ОТРЫВОК →
Тут и сказке конец
Тут и сказке конец
Нынешняя политическая ситуация в России заставляет вспомнить об одной из самых трудных проблем, стоящих перед человечеством: что делать с национальными героями, которые совершили свой подвиг (на поле брани или в какой иной области) и умудрились после этого остаться в живых. Политологи давно уже обратили внимание, что даже русский фольклор, известный своею открытостью, в данном вопросе на редкость уклончив. Каждый порядочный сказитель, многословный в описаниях героических поступков Ивана-дурака, всегда чрезвычайно невнятен ближе к финалу сказки, когда победитель Змея или Кащея берет в жены Василису и занимает вакантный пост царя-батюшки. Что происходит дальше, покрыто мраком. В тех редких случаях, когда рассказчик выходит все-таки за пределы ритуальных фраз насчет употребления меда и пива, нас ждет всего лишь дежурная скороговорка: «Они-жили-долго-и-счастливо-и-умерли-в-один-день». Явилась ли эта синхронная гибель супругов естественной и сколь долго и сколь счастливо было правление царя-дурака – обходится осторожным молчанием. Можно только предположить, что кощееборец был весьма посредственным царем, а Василиса – не такой уж премудрой. Одним словом, репутацию их спасло только полное отсутствие в ту фольклорную пору свободы печати.

ПРЕДОСТАВЛЕННЫЙ МАТЕРИАЛ →

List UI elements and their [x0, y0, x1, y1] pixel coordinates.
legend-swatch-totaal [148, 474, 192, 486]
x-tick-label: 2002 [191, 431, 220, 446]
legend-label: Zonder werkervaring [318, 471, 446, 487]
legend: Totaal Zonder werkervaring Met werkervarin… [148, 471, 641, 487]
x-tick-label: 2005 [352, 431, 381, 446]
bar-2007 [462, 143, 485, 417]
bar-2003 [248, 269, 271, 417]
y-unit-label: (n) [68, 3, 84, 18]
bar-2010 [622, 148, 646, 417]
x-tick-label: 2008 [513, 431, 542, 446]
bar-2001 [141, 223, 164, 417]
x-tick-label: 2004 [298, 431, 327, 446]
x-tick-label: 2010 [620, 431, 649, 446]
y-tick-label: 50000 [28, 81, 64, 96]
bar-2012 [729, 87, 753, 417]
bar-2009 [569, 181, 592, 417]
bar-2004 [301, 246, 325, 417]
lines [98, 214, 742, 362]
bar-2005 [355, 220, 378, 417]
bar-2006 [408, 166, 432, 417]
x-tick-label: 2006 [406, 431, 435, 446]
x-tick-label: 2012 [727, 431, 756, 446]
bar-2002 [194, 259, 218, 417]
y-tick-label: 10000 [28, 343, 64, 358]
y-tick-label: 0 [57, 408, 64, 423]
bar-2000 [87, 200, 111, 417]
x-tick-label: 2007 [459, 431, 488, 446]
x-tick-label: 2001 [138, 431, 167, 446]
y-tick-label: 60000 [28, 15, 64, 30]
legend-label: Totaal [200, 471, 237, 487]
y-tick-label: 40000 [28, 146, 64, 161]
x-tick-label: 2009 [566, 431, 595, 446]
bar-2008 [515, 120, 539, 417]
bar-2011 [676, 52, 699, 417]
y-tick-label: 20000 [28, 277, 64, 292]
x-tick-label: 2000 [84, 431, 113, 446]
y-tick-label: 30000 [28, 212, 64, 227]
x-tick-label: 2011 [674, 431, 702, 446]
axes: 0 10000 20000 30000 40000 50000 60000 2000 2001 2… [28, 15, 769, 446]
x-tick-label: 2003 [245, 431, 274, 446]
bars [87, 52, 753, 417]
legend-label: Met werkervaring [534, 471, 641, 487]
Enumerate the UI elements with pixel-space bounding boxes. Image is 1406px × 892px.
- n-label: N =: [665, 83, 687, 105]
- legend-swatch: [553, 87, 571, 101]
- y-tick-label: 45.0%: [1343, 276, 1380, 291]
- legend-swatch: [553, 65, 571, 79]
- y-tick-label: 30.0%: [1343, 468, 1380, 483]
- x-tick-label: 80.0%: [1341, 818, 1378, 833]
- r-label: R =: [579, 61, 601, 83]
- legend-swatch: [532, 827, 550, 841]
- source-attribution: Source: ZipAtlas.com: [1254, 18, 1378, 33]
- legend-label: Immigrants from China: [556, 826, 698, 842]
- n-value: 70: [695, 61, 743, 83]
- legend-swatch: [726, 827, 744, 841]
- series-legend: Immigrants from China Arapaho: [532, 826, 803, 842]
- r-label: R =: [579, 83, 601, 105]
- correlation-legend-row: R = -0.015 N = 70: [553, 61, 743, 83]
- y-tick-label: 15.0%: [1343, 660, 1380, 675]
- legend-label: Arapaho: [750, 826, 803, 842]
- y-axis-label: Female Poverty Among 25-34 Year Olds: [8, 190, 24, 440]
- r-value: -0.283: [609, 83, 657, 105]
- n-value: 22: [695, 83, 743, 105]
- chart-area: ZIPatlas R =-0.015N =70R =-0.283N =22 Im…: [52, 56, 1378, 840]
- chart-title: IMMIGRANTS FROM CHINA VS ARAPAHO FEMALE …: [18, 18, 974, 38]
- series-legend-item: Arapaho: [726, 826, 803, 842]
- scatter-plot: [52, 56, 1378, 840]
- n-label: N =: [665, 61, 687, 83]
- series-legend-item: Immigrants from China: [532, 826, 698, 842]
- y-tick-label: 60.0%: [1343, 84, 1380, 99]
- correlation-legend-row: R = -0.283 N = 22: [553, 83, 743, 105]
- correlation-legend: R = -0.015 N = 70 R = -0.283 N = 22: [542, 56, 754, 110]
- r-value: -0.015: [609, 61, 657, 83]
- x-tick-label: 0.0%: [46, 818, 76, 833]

ЗАДАНИЕ → Продолжите отрывок о том, что ждет сказочного героя после победы и воцарения, начиная сразу после его последнего предложения.

ОТВЕТ НА ЗАДАНИЕ →
Увы: те благословенные времена уже не воротить. Сегодня жизнь любой нормальной российской знаменитости, борющейся за право именоваться совестью нации, более всего напоминает минное поле. Скажешь слово невпопад – и годами отполированный имидж загублен навеки. Не вовремя промолчишь – и будущий некролог непоправимо испорчен. За примерами далеко ходить не надо. Легендарный парижский отшельник, борец за права адмирала Колчака, издатель непотопляемого «Континента» Владимир Максимов, допустим, навредил себе в рекордно короткие сроки: две-три брюзгливых реплики, брошенных не по тому адресу, появление на людях в сомнительной компании, пара неловких попыток выступить в роли нового Бурцева и обличать в сотрудничестве с охранкой своего парижского литературного оппонента – и готово, нет авторитета, спекся. Тут же возникает ужасное предположение: а был ли «Континент» – несмотря на громкие имена в редколлегии – действительно хорошим, а не просто оппозиционным изданием? Другой пример. Язвительный Александр Зиновьев, логик, пострадавший от советской власти и обличавший ее долгие годы на средних волнах, собственноручно разбил свою бронзовую статую еще оперативнее: ненароком проболтался в «Правде», что, оказывается, коммунизм – это все-таки молодость мира, и его возводить, соответственно, молодым. И все, погибло реноме. Отныне наш современник посмотрит новыми глазами на «Зияющие высоты» и увидит в эпохальном труде только свод провинциальных шуточек, своего рода антологию «Крокодила» наоборот. Наконец, общий любимец, режиссер замечательного телебоевика про Глеба Жеглова и Володю Шарапова, друг и работодатель покойного Владимира Семеновича, невозмутимый Крымов в знаменитой соловьевской «Ассе»... где вы теперь, Станислав Сергеевич Говорухин? Ну чего вам стоило не снимать фильм «Россия, которую вы погубили»? Глядишь – и не возникли бы подозрения, что в успехе телесериала про «Черную кошку» были «повинны» не режиссер, лица не имеющий, но Владимир Высоцкий и братья Вайнеры...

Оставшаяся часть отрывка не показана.